◆ **Extracted information**:
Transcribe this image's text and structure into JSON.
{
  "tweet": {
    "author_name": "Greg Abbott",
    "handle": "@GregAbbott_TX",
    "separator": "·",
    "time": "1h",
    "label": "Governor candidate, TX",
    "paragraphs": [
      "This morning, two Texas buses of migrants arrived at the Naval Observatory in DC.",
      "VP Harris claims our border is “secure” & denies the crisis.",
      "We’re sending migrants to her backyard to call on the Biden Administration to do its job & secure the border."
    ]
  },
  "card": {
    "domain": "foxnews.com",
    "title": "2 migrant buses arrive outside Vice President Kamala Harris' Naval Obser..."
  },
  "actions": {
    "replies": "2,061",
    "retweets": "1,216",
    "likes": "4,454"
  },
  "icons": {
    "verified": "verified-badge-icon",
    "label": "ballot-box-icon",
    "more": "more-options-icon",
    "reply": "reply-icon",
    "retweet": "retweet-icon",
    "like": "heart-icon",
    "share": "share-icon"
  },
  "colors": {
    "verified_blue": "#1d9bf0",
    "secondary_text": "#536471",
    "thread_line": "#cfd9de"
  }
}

◆ **To be done**: Retype the records above exactly.

◆ **Written answer**:
Transcribe this image's text and structure into JSON.
{
  "tweet": {
    "author_name": "Greg Abbott",
    "handle": "@GregAbbott_TX",
    "separator": "·",
    "time": "1h",
    "label": "Governor candidate, TX",
    "paragraphs": [
      "This morning, two Texas buses of migrants arrived at the Naval Observatory in DC.",
      "VP Harris claims our border is “secure” & denies the crisis.",
      "We’re sending migrants to her backyard to call on the Biden Administration to do its job & secure the border."
    ]
  },
  "card": {
    "domain": "foxnews.com",
    "title": "2 migrant buses arrive outside Vice President Kamala Harris' Naval Obser..."
  },
  "actions": {
    "replies": "2,061",
    "retweets": "1,216",
    "likes": "4,454"
  },
  "icons": {
    "verified": "verified-badge-icon",
    "label": "ballot-box-icon",
    "more": "more-options-icon",
    "reply": "reply-icon",
    "retweet": "retweet-icon",
    "like": "heart-icon",
    "share": "share-icon"
  },
  "colors": {
    "verified_blue": "#1d9bf0",
    "secondary_text": "#536471",
    "thread_line": "#cfd9de"
  }
}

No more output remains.